== EXCERTO DA PÁGINA ==
O corte de 5% das vagas será aplicado a nove instituições: Universidade de Lisboa, Universidade Nova de Lisboa, ISCTE – Instituto Universitário de Lisboa, Instituto Politécnico de Lisboa, Universidade do Porto e Instituto Politécnico do Porto, bem como Escola de Hotelaria e Turismo do Estoril e as escolas superiores de Enfermagem de Lisboa e do Porto. Ao todo, no concurso nacional de acesso de 2017 estas totalizavam 22 mil lugares para novos alunos. Terão que reduzir 1100 vagas.

As restantes podem aumentar até 5% o número total de lugares. Ou seja, o Governo acaba com o congelamento do número de vagas que vinha vigorando nos últimos seis anos.

A proposta do Governo ainda tem que recolher parecer do Conselho de Reitores das Universidades Portuguesas (CRUP) e do Conselho Coordenador dos Institutos Superiores Politécnicos e a decisão final terá que ser tomada até Maio, a tempo do próximo concurso nacional de acesso ao ensino superior.

A primeira reacção do presidente do CRUP, Fontainhas Fernandes, que é reitor da Universidade de Trás-os-Montes, foi cautelosa, lembrando que a redução de vagas em Lisboa e no Porto deve ser vista “de forma integrada” com a revisão da lei de diplomas do ensino superior aprovada no Conselho de Ministros da semana passada. Só na próxima semana aquele órgão vai pronunciar-se formalmente sobre a matéria.

Lisboa está contra

Já a Universidade de Lisboa reagiu em comunicado defendendo que as alterações propostas pelo Governo “têm de ser repensadas”, considerando que as mesmas “frustrariam as expectativas de muitos candidatos ao ensino superior que assim veriam aumentadas as médias de ingresso nestas instituições”, levando muitos alunos “a ter de optar por uma instituição privada, desistir do seu ingresso no ensino superior, ou onerar os orçamentos familiares com deslocação para fora das suas áreas de residência”.

Quem também discorda da medida é o Bloco de Esquerda, para quem o Governo se prepara para criar “universidades de primeira no litoral, onde só entram alunos de 20 valores, e universidades e politécnicos de segunda no interior, para onde são escoados os que não conseguem entrar nas do litoral”, defende o deputado Luís Monteiro.

== DADOS FORNECIDOS ==
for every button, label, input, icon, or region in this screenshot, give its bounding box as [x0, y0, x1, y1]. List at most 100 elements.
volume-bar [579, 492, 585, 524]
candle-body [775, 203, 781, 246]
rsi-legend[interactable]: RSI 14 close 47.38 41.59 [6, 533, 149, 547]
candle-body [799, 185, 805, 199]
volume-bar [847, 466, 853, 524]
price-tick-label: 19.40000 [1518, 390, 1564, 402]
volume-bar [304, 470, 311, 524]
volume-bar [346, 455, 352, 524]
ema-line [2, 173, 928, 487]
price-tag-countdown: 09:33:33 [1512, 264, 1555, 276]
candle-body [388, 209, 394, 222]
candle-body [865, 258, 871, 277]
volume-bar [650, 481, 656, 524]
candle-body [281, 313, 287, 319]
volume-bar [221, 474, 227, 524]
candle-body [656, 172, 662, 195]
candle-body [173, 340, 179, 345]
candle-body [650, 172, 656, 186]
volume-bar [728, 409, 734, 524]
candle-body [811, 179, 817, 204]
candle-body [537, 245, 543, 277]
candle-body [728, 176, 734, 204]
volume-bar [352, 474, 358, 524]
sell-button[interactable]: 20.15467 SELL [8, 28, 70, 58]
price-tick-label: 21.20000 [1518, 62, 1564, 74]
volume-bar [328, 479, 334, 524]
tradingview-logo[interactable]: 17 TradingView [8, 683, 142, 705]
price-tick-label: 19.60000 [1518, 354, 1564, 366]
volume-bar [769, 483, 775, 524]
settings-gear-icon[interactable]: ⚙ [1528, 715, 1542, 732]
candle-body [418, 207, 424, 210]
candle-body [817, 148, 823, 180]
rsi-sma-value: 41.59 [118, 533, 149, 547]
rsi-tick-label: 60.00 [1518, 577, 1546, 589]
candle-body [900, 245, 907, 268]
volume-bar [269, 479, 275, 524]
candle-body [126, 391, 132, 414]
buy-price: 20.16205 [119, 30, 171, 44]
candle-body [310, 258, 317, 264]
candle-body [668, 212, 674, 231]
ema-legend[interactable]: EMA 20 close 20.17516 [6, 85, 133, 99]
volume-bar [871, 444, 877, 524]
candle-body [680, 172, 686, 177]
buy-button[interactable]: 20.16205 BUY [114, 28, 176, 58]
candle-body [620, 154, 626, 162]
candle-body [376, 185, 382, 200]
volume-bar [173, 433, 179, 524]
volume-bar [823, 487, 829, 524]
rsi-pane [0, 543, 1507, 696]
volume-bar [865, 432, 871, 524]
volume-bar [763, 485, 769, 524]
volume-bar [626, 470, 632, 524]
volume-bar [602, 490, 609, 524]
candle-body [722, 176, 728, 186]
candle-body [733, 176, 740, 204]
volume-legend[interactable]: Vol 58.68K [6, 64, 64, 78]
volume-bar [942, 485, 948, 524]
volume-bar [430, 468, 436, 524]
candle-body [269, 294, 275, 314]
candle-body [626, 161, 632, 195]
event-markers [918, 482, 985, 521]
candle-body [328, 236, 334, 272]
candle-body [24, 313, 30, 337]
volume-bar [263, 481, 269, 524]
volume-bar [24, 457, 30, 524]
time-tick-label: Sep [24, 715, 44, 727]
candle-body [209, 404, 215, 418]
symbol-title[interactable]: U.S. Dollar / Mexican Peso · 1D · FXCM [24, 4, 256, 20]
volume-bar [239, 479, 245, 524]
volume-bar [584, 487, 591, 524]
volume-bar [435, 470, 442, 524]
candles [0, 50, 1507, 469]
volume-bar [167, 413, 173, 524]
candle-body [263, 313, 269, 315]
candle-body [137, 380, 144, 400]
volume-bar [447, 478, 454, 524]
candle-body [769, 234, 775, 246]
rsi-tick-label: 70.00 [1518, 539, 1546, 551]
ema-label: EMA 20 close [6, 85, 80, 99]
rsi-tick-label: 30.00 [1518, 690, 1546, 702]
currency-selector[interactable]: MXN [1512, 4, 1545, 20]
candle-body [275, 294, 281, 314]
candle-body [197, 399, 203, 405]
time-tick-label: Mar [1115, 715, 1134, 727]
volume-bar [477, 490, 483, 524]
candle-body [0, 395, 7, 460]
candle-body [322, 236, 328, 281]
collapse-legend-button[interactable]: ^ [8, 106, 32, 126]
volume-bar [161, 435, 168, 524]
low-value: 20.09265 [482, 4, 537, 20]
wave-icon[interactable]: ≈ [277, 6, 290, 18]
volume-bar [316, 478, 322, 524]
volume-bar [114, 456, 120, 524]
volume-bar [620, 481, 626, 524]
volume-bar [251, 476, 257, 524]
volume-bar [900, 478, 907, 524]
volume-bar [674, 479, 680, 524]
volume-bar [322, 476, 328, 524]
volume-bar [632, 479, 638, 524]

== TAREFAS PROPOSTAS ==
a) De acordo com o excerto, quantas vagas terão de reduzir, ao todo, as nove instituições abrangidas pelo corte?
b) Transcreva do excerto tudo o que vai desde "O corte de 5%" até "reduzir 1100 vagas.".
Baseie-se exclusivamente no excerto.

== RESPOSTAS COMPLETAS ==
a) Terão de reduzir 1100 vagas.

b)
O corte de 5% das vagas será aplicado a nove instituições: Universidade de Lisboa, Universidade Nova de Lisboa, ISCTE – Instituto Universitário de Lisboa, Instituto Politécnico de Lisboa, Universidade do Porto e Instituto Politécnico do Porto, bem como Escola de Hotelaria e Turismo do Estoril e as escolas superiores de Enfermagem de Lisboa e do Porto. Ao todo, no concurso nacional de acesso de 2017 estas totalizavam 22 mil lugares para novos alunos. Terão que reduzir 1100 vagas.